# [AIM OF THE EXERCISE]
Identify the lines bearing the string "into" and gather them.

# [Records from a collection]
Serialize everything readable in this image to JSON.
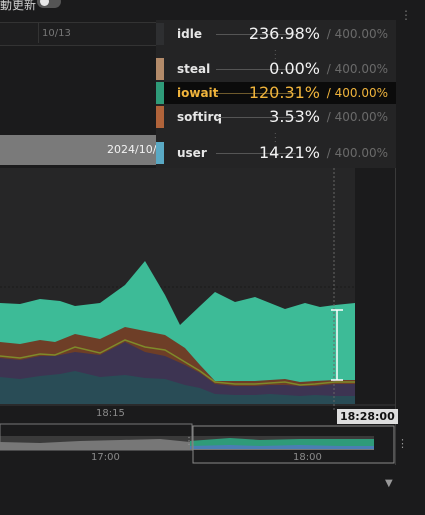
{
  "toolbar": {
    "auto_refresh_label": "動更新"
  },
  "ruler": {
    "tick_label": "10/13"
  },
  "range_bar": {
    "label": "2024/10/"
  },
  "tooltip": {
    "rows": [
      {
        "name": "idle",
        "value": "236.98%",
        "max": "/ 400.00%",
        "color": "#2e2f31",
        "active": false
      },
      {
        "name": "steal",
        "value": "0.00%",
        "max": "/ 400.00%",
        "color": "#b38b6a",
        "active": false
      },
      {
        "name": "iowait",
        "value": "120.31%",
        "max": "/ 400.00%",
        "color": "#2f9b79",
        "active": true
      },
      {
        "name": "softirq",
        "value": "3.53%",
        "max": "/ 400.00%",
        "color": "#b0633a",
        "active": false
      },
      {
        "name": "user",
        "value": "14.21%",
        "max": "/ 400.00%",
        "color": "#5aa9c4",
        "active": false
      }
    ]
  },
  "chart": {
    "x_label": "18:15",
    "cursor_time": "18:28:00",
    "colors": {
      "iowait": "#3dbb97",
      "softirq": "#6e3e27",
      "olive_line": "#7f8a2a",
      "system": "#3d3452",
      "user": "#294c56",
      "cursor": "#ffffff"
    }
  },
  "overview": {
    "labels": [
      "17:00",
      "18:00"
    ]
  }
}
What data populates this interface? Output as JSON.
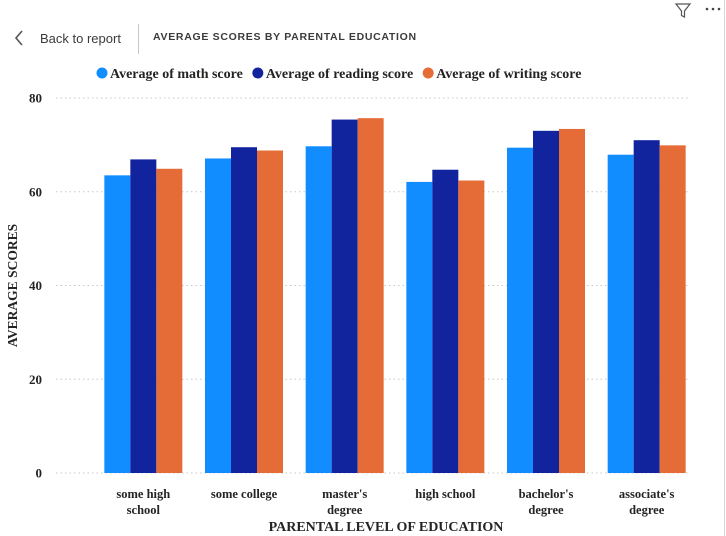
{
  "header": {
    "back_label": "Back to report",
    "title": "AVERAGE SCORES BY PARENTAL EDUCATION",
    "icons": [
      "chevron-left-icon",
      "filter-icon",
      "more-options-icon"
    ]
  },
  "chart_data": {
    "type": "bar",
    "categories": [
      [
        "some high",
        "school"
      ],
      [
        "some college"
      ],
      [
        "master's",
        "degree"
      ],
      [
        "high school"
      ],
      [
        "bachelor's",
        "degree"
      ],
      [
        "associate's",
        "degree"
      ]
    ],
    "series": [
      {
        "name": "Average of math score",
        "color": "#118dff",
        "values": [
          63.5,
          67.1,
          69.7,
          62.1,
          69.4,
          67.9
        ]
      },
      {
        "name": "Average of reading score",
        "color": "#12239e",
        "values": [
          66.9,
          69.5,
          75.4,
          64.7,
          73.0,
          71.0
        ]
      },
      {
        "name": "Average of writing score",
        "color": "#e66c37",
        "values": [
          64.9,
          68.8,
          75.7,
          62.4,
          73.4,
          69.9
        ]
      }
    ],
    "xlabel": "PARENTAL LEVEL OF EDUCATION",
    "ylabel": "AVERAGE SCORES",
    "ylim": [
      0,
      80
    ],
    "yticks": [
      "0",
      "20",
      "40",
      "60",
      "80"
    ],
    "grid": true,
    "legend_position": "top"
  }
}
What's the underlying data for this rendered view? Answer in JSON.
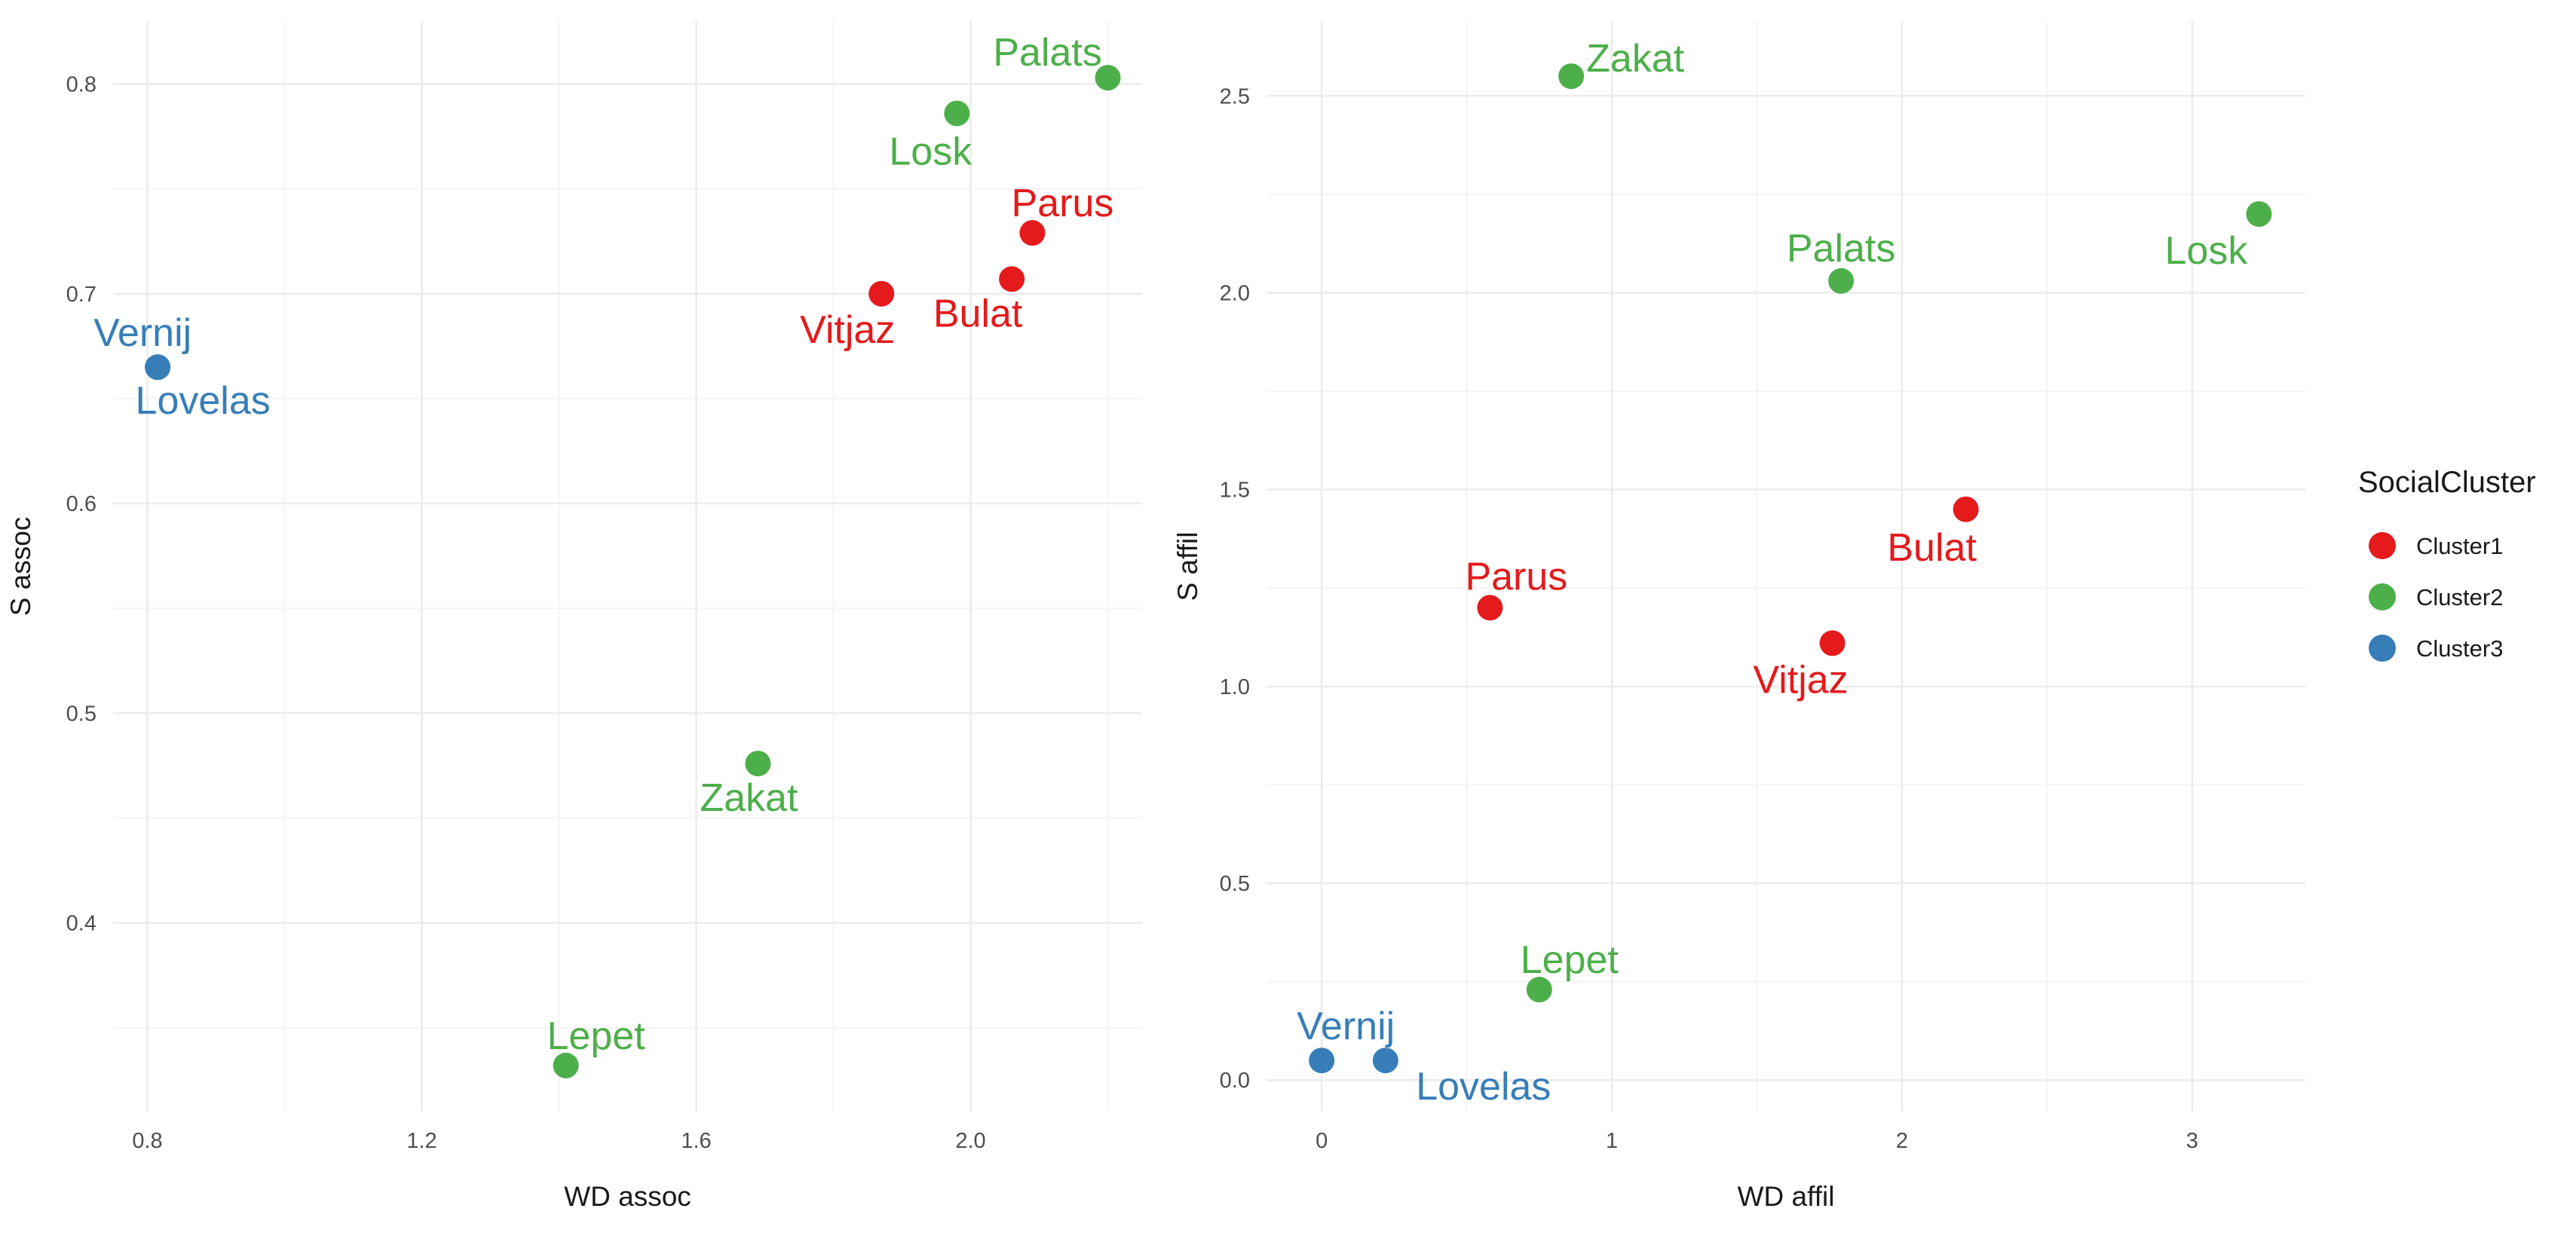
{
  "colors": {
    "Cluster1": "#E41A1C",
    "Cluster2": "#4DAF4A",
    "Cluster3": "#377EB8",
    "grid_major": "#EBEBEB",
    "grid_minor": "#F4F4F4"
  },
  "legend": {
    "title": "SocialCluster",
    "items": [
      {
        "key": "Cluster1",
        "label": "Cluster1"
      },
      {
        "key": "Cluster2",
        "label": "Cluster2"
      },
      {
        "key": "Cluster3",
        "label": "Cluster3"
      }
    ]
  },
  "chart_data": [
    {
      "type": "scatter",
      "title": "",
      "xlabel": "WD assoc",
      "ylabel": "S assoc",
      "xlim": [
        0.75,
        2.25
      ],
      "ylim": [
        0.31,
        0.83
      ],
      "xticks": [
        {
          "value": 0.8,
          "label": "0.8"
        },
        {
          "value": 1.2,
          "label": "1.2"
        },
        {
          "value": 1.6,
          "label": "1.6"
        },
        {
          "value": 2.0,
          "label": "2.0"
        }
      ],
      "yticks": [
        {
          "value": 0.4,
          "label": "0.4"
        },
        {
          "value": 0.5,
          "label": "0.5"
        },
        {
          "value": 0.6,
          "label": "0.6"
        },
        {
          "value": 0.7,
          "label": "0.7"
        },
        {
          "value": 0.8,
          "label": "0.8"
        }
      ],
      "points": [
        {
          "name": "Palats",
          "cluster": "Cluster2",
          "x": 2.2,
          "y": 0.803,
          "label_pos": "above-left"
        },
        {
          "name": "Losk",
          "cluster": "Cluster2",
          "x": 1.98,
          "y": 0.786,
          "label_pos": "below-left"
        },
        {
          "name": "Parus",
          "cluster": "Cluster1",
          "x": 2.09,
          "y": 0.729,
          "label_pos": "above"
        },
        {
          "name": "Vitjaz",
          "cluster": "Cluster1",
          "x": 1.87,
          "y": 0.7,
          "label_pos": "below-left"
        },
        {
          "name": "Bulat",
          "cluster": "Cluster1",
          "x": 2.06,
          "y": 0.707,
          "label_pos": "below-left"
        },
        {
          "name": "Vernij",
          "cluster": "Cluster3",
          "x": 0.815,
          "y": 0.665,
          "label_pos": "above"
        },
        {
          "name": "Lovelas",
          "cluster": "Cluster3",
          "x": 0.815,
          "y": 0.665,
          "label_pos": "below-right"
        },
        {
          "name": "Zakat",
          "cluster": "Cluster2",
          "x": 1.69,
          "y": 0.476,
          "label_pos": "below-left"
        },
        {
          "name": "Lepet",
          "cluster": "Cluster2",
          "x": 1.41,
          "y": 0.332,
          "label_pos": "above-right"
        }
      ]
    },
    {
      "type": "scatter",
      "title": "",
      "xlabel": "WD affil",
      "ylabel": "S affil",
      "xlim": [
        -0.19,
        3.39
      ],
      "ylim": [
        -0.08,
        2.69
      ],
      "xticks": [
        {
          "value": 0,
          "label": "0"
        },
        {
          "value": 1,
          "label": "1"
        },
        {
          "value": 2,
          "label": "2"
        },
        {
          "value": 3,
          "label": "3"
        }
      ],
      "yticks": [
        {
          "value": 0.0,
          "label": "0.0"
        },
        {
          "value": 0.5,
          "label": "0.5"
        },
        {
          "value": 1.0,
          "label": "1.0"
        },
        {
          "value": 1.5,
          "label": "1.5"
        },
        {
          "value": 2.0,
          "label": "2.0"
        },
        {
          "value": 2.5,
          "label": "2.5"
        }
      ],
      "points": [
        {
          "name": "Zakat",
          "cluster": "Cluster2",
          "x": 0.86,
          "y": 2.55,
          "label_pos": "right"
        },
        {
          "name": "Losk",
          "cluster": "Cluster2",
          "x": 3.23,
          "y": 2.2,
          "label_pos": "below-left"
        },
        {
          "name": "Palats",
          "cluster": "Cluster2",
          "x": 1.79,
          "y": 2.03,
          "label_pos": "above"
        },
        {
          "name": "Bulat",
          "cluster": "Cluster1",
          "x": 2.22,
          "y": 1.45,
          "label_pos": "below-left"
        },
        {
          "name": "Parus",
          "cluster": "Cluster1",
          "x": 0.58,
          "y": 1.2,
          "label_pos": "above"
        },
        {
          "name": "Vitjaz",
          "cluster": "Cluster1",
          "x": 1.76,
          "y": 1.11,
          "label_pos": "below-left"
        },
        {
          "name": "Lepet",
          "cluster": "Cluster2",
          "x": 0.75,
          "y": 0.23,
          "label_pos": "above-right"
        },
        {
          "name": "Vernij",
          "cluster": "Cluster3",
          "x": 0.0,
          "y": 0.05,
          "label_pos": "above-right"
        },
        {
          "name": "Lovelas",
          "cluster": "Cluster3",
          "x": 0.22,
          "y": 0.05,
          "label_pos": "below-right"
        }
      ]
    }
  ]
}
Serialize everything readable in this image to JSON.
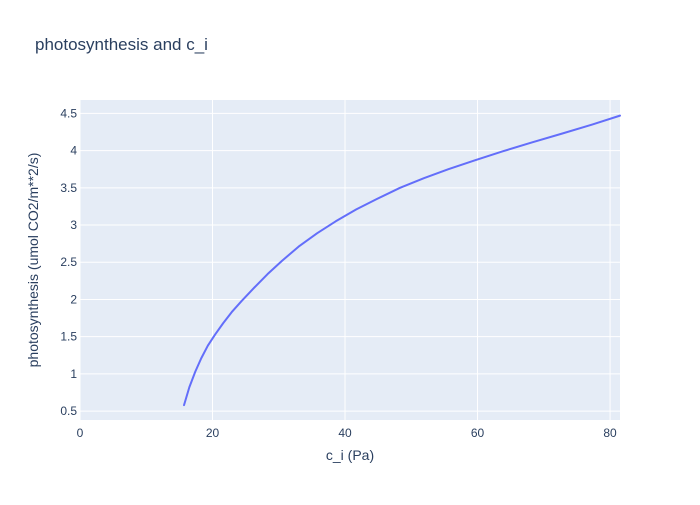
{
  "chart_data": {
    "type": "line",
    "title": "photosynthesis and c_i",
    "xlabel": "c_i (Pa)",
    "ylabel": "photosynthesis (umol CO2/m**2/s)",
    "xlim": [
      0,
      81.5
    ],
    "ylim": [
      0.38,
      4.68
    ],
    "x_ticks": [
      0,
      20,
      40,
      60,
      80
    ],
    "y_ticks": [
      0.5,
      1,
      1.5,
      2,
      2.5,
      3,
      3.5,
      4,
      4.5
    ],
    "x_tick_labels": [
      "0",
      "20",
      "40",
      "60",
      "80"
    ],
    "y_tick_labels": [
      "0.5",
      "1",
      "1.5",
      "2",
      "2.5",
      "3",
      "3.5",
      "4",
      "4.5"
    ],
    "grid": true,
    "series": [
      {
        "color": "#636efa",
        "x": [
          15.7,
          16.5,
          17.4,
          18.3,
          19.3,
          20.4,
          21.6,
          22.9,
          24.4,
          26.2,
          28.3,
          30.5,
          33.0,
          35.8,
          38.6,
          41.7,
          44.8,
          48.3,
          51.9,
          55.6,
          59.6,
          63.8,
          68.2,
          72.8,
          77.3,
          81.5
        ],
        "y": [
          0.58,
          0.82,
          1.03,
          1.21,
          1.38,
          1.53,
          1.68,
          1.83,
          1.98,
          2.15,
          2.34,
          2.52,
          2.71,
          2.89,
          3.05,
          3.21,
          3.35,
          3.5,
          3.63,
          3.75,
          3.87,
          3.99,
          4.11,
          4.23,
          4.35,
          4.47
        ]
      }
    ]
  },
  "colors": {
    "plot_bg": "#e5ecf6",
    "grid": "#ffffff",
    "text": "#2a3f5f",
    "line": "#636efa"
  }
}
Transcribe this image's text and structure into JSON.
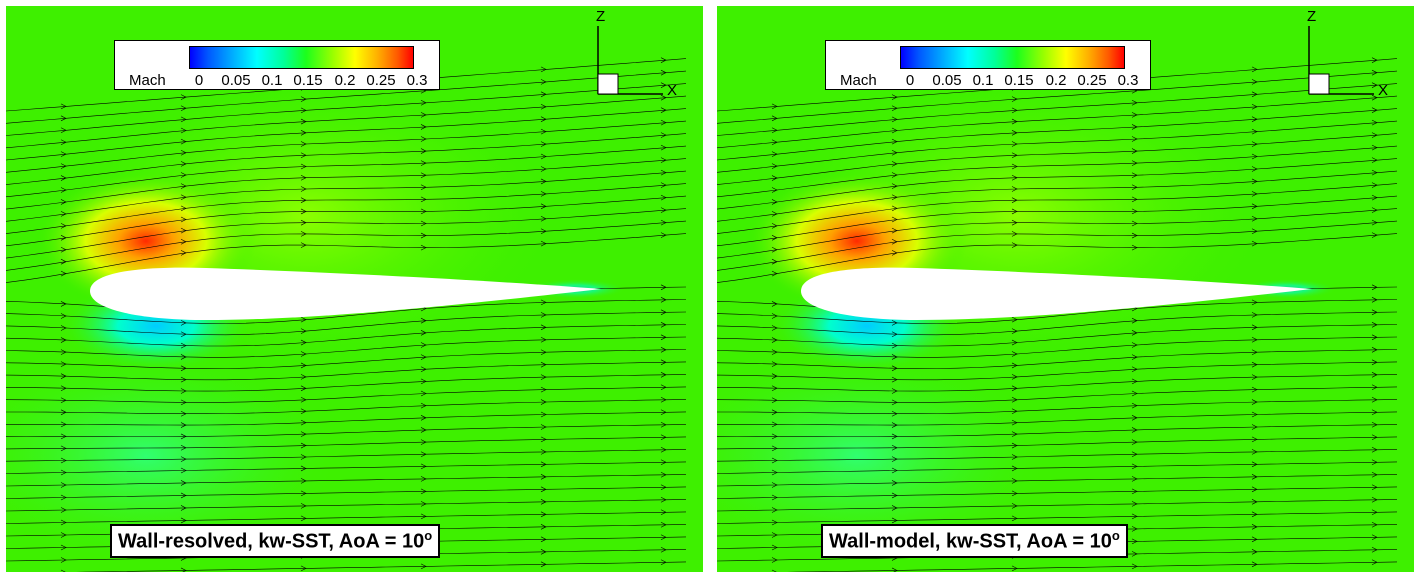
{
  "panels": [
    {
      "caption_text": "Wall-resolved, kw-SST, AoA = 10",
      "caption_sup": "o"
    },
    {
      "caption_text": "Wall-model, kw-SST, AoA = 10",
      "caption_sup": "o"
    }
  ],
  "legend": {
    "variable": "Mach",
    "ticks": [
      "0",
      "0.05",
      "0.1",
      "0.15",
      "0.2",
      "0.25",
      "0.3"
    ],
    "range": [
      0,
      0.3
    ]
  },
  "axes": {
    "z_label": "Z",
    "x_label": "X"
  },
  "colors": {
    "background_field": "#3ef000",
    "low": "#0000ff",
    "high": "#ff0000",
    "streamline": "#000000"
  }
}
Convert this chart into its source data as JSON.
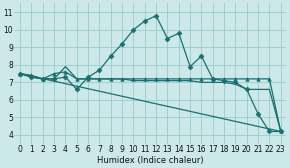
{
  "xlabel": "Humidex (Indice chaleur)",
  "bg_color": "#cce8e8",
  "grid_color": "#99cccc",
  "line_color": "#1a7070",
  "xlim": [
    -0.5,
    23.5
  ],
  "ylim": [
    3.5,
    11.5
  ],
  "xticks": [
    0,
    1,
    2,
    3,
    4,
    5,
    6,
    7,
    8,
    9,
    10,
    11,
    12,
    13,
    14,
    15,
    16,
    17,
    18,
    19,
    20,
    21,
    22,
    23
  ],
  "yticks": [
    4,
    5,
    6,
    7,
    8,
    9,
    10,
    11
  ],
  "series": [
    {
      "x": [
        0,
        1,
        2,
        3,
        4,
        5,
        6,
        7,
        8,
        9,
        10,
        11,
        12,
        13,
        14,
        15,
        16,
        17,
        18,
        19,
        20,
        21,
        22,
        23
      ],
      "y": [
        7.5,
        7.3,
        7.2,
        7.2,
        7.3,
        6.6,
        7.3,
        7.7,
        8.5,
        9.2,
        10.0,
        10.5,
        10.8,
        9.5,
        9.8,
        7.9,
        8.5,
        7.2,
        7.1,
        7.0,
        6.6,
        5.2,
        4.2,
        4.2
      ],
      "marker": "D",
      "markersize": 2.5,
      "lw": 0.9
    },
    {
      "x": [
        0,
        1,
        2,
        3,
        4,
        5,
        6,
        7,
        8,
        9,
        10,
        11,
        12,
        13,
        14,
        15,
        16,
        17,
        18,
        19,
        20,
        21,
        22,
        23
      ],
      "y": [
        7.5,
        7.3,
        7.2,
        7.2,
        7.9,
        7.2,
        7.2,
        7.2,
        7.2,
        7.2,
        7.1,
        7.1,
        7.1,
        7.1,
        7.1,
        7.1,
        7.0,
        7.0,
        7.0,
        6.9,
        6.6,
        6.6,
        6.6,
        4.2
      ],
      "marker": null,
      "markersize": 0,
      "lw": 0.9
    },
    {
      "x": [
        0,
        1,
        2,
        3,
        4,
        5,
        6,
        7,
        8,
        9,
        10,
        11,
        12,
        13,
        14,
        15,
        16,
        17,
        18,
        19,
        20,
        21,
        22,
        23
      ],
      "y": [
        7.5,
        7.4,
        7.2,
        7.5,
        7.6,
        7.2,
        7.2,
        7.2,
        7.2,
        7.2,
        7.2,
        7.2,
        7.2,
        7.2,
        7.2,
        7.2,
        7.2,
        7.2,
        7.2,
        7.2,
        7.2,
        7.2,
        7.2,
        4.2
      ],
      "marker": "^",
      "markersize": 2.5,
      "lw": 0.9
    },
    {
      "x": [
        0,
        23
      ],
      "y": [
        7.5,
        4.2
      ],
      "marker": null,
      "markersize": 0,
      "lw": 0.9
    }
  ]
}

# [RESPONSE]
Transcribe this image's text and structure into JSON.
Convert this chart into its source data as JSON.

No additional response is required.